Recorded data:
|---|
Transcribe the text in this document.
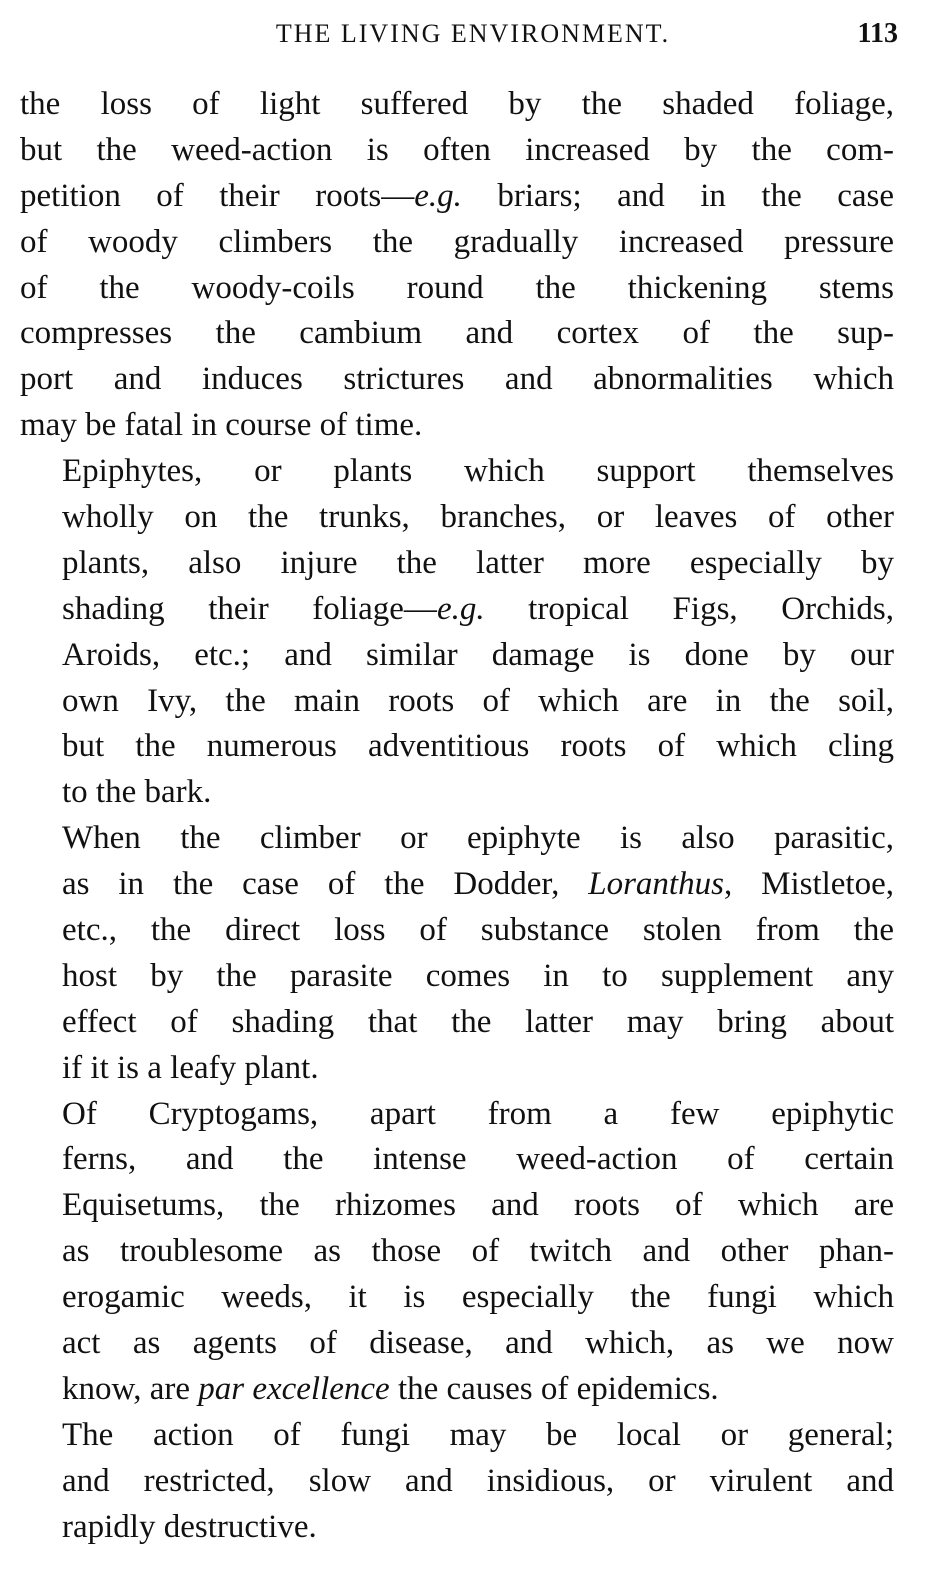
THE LIVING ENVIRONMENT.	113

the loss of light suffered by the shaded foliage,
but the weed-action is often increased by the com-
petition of their roots—e.g. briars; and in the case
of woody climbers the gradually increased pressure
of the woody-coils round the thickening stems
compresses the cambium and cortex of the sup-
port and induces strictures and abnormalities which
may be fatal in course of time.

Epiphytes, or plants which support themselves
wholly on the trunks, branches, or leaves of other
plants, also injure the latter more especially by
shading their foliage—e.g. tropical Figs, Orchids,
Aroids, etc.; and similar damage is done by our
own Ivy, the main roots of which are in the soil,
but the numerous adventitious roots of which cling
to the bark.

When the climber or epiphyte is also parasitic,
as in the case of the Dodder, Loranthus, Mistletoe,
etc., the direct loss of substance stolen from the
host by the parasite comes in to supplement any
effect of shading that the latter may bring about
if it is a leafy plant.

Of Cryptogams, apart from a few epiphytic
ferns, and the intense weed-action of certain
Equisetums, the rhizomes and roots of which are
as troublesome as those of twitch and other phan-
erogamic weeds, it is especially the fungi which
act as agents of disease, and which, as we now
know, are par excellence the causes of epidemics.

The action of fungi may be local or general;
and restricted, slow and insidious, or virulent and
rapidly destructive.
|---|
Gather each line that holds "which".

port and induces strictures and abnormalities which
Epiphytes, or plants which support themselves
own Ivy, the main roots of which are in the soil,
but the numerous adventitious roots of which cling
Equisetums, the rhizomes and roots of which are
erogamic weeds, it is especially the fungi which
act as agents of disease, and which, as we now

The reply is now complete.